1. The vocational training and further education sectors of a community
can have a variety of layers, depending upon sophistication and
funding. Australia's particular TAFE configuration may have reached
its greatest institutional complexity by the late 1980's. As with all social
systems, a number of shortcomings and rigidities became evident in
TAFEs. It was reasonable to address whatever problems had arisen in
the TAFE mission and its delivery. However the process has become
highly politicized, and driven by parties who obviously have no serious
understanding of educational process, educational quality, or the social
and economic benefits that flow from a skilled and informed
population. Indeed the language with which we express quality itself
has been stolen, debased and sloganized to a point where it is difficult
to debate the issues in public. If this debate is to have meaning at all, it
is necessary to go back to first causes and to establish a context for the
situation which is emerging. The discussion which follows makes some
attempt at this, and suggests some consequences.

**WHAT TO WORK ON**
Write the next part of the passage about Australia's TAFE system, picking up after its last sentence.

**GIVEN DATA**
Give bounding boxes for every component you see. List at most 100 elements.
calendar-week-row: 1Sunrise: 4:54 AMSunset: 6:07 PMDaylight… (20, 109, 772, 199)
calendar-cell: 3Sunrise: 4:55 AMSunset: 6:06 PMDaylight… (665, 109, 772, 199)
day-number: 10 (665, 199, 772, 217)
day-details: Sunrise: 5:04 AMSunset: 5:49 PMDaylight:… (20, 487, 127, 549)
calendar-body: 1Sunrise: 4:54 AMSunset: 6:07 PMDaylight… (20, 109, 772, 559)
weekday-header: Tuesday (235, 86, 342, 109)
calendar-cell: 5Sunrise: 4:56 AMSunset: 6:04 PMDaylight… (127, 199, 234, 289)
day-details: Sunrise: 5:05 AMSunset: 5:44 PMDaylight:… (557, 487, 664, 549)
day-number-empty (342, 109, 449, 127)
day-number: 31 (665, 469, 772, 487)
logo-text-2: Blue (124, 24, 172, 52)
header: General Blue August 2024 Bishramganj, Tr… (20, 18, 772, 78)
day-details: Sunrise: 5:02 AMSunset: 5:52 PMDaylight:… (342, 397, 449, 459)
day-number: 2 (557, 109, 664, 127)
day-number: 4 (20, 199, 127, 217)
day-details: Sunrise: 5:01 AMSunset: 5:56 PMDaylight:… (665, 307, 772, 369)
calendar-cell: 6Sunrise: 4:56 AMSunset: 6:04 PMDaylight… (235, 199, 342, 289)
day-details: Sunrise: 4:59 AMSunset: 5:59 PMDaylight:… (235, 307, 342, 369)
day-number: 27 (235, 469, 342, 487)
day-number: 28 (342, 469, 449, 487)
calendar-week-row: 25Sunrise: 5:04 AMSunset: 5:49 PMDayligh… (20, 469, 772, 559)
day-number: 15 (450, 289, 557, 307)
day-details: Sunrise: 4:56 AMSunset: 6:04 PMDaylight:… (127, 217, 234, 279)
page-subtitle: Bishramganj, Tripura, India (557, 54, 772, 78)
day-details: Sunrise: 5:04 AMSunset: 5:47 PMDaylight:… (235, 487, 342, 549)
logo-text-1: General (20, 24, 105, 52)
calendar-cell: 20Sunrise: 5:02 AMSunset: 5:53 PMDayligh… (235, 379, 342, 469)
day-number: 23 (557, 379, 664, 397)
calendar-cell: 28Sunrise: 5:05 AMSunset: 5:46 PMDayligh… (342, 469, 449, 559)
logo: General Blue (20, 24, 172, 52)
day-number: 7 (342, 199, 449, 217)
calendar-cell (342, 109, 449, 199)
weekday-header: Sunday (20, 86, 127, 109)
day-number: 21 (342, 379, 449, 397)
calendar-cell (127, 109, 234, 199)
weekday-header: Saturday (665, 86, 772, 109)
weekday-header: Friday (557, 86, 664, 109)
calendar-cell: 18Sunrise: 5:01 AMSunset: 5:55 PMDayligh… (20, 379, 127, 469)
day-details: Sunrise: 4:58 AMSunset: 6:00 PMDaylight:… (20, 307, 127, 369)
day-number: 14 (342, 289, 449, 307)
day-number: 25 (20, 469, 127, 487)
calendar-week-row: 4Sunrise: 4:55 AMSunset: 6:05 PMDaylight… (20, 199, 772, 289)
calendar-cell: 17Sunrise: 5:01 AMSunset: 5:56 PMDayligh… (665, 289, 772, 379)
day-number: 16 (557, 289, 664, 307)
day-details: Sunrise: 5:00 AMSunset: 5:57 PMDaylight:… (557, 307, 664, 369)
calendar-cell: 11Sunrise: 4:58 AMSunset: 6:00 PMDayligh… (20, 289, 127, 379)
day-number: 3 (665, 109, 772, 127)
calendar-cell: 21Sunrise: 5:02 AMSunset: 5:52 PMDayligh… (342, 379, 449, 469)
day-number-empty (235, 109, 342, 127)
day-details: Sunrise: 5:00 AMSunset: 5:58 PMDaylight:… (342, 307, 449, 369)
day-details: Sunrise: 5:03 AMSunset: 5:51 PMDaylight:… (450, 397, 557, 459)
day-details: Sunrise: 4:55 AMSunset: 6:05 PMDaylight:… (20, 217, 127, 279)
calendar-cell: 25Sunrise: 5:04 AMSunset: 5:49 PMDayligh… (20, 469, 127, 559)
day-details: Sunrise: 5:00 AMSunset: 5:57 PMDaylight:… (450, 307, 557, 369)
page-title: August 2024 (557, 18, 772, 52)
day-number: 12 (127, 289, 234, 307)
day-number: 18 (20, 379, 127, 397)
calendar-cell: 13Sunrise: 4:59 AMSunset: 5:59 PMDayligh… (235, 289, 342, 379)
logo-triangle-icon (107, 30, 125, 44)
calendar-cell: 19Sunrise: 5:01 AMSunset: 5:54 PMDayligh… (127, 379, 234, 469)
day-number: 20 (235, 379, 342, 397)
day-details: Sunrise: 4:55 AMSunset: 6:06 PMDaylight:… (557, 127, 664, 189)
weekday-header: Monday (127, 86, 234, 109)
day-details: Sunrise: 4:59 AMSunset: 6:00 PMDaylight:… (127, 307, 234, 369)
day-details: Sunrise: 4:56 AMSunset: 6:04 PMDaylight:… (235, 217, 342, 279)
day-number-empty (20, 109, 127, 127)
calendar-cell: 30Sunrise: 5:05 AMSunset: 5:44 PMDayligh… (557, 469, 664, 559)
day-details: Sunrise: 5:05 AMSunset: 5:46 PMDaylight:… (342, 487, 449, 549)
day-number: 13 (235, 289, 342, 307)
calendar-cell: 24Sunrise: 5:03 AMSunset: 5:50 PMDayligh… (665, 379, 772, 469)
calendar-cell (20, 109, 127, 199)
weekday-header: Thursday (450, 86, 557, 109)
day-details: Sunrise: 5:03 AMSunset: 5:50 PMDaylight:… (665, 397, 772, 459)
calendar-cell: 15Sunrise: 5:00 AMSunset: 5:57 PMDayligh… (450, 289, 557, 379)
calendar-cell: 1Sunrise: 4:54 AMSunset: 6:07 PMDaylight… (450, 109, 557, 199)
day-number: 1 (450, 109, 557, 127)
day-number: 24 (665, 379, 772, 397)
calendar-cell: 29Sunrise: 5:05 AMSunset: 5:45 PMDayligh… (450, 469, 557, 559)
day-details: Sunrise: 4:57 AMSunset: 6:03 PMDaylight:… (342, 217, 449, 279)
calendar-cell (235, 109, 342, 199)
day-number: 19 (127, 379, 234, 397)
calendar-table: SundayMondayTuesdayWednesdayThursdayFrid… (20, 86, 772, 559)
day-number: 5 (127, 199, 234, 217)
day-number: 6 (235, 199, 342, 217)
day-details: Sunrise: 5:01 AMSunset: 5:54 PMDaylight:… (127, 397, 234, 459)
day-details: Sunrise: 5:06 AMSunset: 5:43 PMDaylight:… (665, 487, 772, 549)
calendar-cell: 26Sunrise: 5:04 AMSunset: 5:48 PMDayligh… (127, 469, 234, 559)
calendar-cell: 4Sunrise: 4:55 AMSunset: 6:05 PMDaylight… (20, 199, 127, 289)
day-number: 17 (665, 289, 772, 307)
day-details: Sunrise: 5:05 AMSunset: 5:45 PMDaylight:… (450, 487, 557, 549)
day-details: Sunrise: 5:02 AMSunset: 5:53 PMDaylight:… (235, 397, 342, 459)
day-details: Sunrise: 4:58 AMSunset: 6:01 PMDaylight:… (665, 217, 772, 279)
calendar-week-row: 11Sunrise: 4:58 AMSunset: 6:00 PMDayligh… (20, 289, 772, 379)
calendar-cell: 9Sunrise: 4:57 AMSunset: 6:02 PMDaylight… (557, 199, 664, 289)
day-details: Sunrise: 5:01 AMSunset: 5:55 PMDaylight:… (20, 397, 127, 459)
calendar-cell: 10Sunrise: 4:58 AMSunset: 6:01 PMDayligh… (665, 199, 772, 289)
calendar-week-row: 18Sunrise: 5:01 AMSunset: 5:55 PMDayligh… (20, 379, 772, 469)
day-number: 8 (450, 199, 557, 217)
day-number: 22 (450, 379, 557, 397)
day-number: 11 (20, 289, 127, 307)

**REPLY**
2. Every community on earth has its conservative and more progressive
protagonists. Wherever the social system allows political pluralism, we
find conservative and progressive wings. In Australia we have
accommodated, even relished, this natural division on the premise that
one wing will keep the more unbalanced enthusiams of the other wing
in check, both within parties and across the political spectrum. It has
worked, more or less, while some consensus remained on national
goals, if not always on methods. In the past it has been our national
salvation to forge this consensus. We are entering a phase where a
consensus of interests is harder to identify, and in some cases seems to
be actively undermined.
3. Those with power to mobilize capital, whether multinational
companies or local entrepreneurs, or whatever political proxies they
can lever into control, are less and less driven by a need to form
alliances with those who have little to sell but their labour. The reasons
for this range from industrial automation, to trans-national manufacture
& marketing to the loss of control by nation states over the creation
and distribution of money (which will be soon be largely privatized).
4. The relatively even distribution of wealth in Australia in the second
half of this century (especially) came from a shotgun marriage of
capital and labour behind protective tariff barriers. The solution had its
problems, sometimes tolerating indiscipline and low productivity. It
also had much success. In this system, equality of opportunity was a
realistic political goal and it gave rise, amongst other things, to a
vibrant mass education system based on merit and available to all.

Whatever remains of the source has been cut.